▶ _Problem requirements_
Bring together all lines of the material below that contain the string "value".

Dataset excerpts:
_____

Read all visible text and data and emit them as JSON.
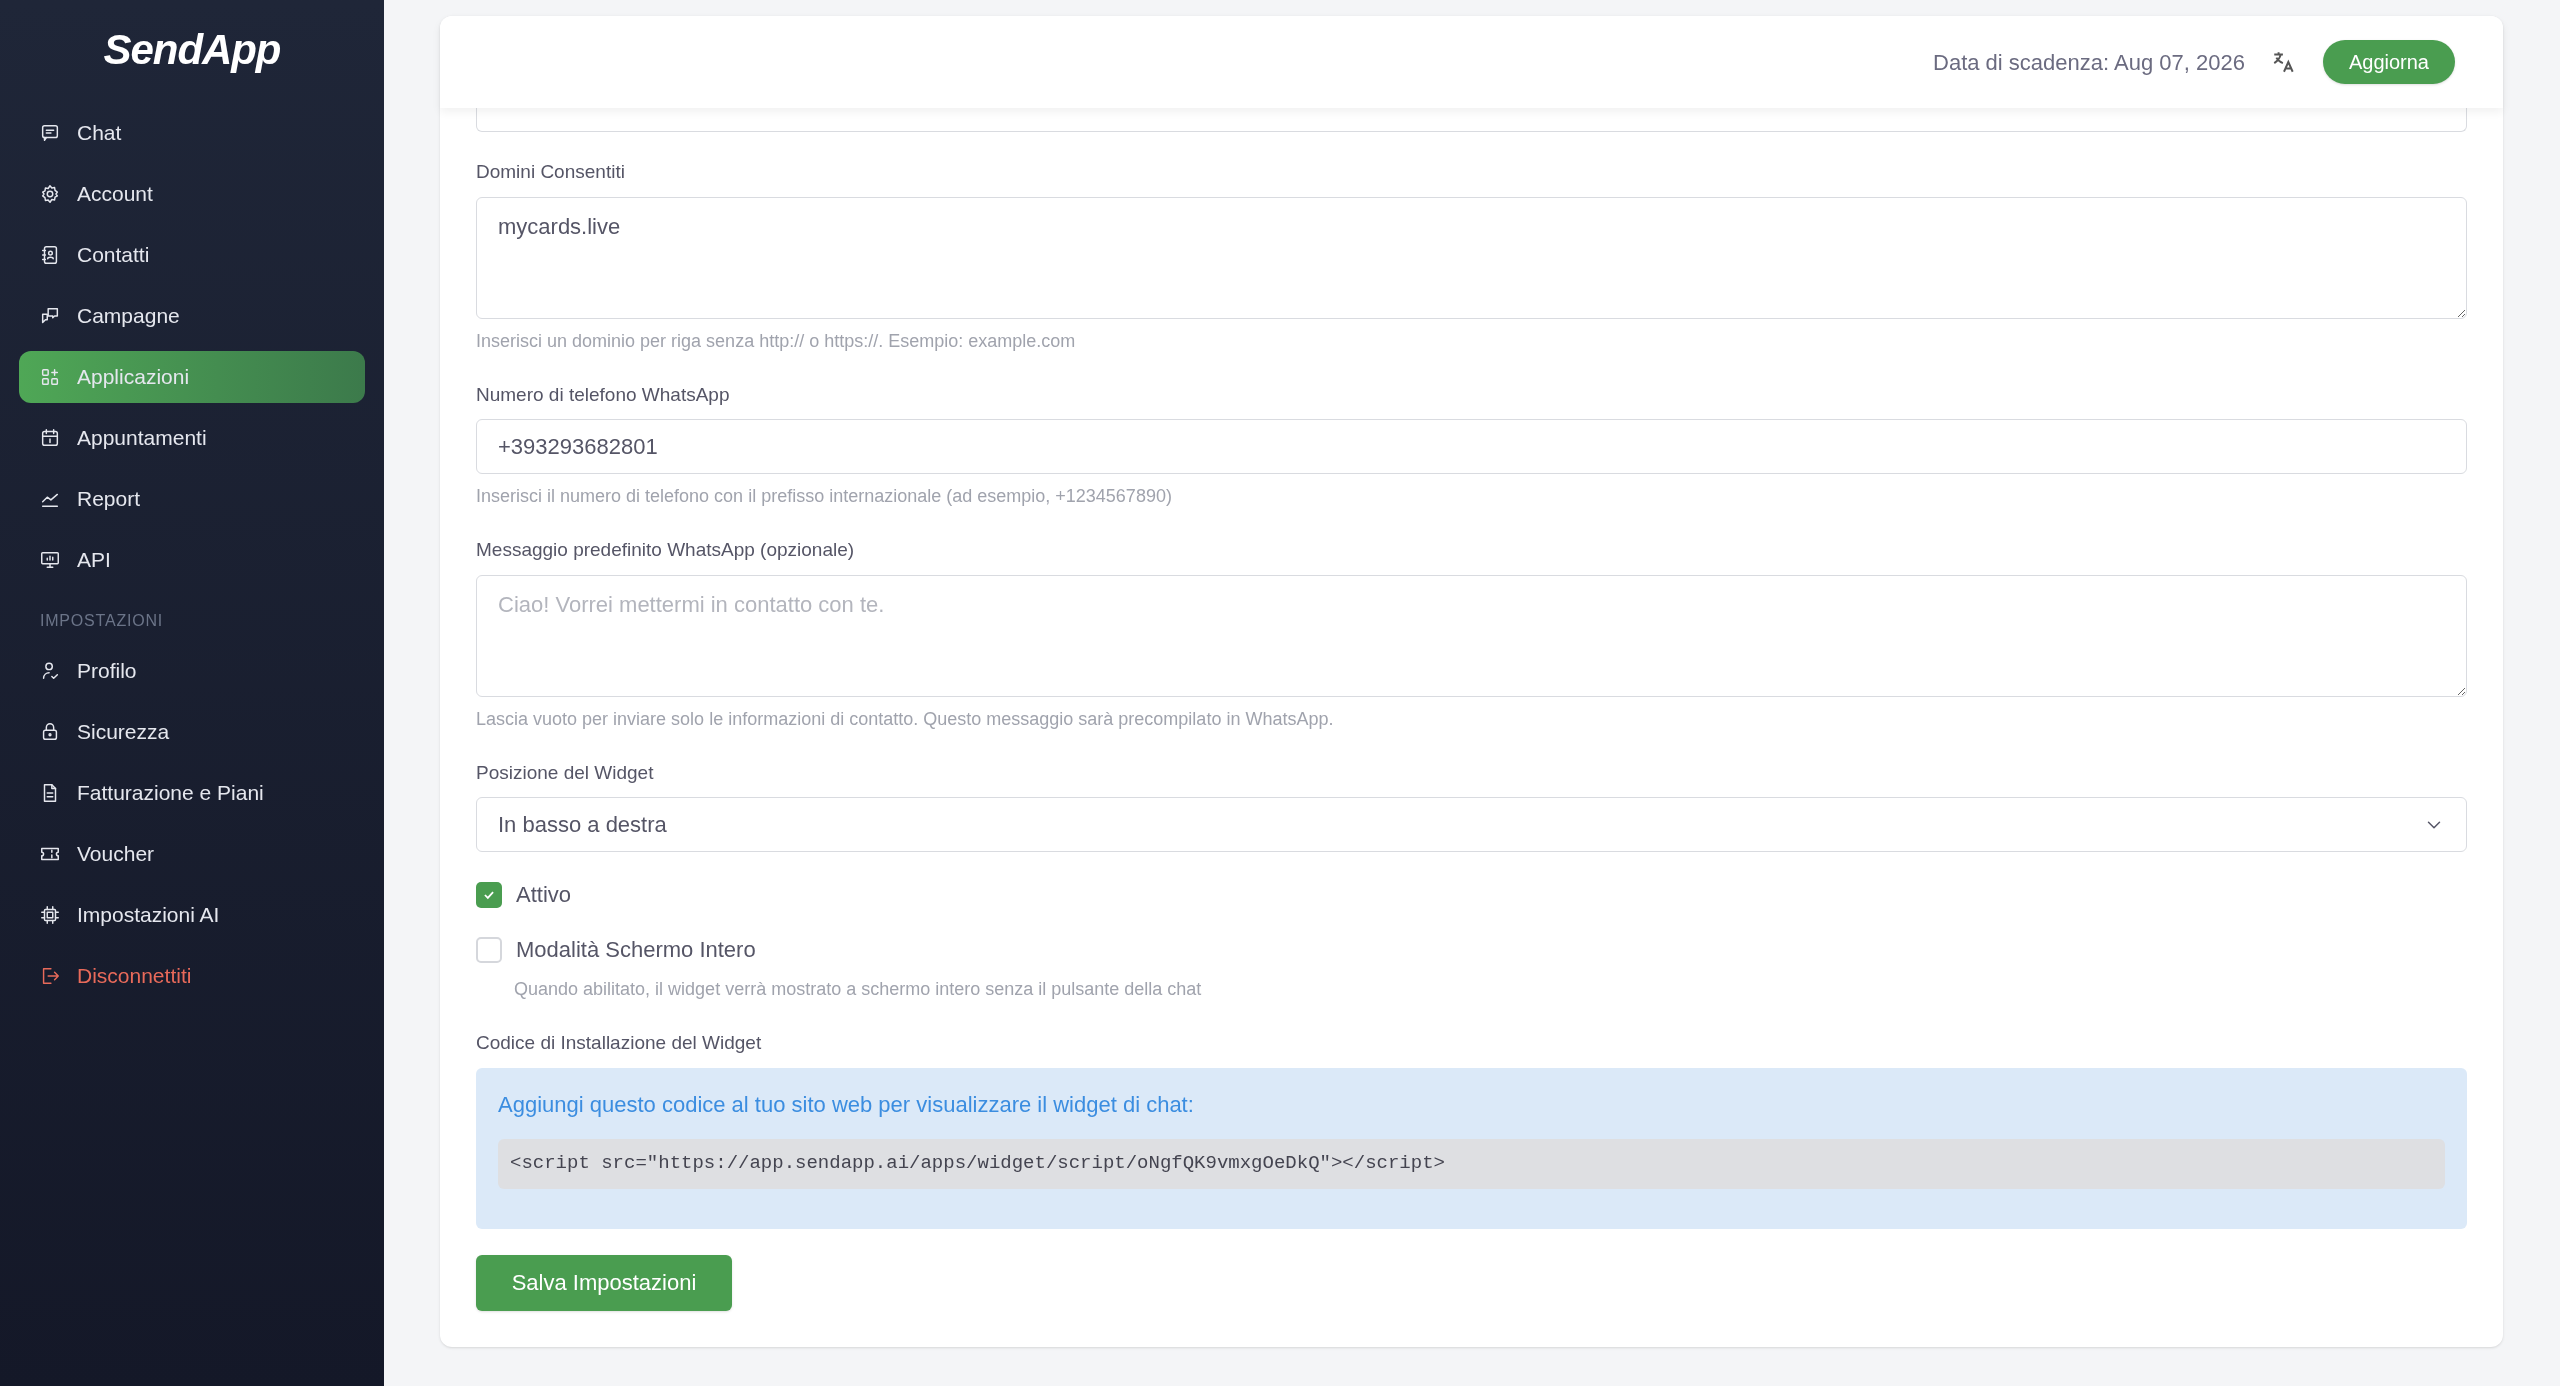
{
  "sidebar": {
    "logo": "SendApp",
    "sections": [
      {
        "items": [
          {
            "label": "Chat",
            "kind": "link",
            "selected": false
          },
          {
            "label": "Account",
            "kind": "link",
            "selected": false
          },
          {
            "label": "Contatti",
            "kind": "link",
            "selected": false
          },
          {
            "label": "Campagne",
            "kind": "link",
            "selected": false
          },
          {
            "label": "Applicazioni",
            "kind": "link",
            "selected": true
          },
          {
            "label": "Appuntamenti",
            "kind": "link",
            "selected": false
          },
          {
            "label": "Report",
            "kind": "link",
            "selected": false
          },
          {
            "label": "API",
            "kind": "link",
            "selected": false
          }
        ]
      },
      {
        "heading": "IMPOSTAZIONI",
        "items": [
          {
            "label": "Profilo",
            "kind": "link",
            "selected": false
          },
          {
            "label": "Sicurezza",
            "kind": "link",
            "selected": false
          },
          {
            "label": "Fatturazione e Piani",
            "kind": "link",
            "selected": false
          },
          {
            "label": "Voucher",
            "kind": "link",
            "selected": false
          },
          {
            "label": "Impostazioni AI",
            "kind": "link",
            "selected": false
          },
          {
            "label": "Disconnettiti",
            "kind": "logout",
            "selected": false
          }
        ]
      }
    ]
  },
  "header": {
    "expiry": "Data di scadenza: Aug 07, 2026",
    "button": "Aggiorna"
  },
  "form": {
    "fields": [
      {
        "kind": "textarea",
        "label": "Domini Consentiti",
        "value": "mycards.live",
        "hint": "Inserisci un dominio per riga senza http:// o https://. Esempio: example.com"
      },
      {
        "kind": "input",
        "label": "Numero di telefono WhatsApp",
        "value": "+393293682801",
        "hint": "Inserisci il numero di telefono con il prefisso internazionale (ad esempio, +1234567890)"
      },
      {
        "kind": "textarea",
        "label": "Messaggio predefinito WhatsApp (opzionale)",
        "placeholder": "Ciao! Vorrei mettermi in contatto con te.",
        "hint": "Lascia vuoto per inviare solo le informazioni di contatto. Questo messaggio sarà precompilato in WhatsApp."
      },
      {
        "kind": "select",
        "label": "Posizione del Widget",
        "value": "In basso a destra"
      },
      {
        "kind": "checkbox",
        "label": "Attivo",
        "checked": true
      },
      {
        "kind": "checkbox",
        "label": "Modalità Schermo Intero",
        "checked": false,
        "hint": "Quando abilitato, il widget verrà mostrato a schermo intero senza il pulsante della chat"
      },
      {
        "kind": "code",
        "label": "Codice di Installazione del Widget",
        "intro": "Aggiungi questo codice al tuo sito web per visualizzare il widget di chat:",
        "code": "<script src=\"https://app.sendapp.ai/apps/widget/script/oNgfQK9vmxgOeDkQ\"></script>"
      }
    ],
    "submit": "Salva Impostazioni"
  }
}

_____

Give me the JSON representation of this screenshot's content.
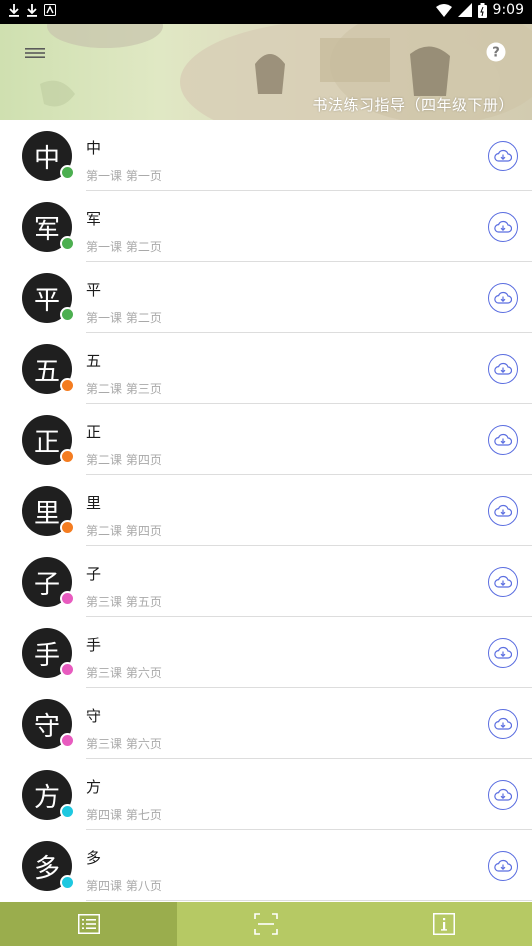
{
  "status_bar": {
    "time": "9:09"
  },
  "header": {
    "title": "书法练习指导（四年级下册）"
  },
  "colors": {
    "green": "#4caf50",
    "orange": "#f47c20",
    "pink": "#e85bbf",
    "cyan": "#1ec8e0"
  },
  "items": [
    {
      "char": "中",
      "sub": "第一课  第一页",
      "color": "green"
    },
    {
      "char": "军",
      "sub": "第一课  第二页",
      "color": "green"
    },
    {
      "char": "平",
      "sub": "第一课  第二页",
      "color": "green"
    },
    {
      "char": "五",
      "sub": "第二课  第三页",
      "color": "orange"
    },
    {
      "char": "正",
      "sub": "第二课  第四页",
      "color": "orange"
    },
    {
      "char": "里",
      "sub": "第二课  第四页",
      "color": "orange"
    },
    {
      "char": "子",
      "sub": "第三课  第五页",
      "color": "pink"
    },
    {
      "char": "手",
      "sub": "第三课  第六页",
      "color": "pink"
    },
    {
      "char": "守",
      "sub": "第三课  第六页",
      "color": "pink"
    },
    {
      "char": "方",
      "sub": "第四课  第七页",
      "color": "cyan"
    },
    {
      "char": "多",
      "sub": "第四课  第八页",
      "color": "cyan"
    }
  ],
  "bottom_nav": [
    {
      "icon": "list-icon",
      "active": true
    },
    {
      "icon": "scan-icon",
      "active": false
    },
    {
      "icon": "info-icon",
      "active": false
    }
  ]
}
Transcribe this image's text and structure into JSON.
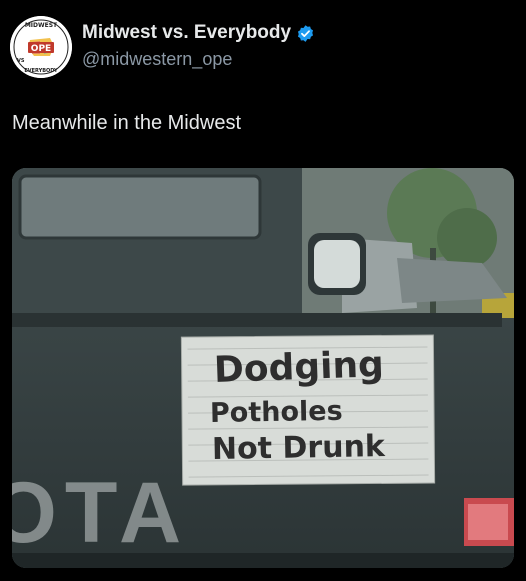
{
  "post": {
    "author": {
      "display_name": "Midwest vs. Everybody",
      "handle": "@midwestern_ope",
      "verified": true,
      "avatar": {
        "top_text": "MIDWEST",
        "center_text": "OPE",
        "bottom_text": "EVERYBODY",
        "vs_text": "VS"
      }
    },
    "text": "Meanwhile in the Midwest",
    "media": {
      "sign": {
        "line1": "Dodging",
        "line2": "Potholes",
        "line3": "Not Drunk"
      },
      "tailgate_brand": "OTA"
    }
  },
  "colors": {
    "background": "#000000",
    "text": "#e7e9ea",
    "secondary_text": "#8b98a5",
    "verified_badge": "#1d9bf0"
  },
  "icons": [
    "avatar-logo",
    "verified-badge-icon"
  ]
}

_____

▶ _Exercise response_
        "value": "mycards.live",
        "value": "+393293682801",
        "value": "In basso a destra"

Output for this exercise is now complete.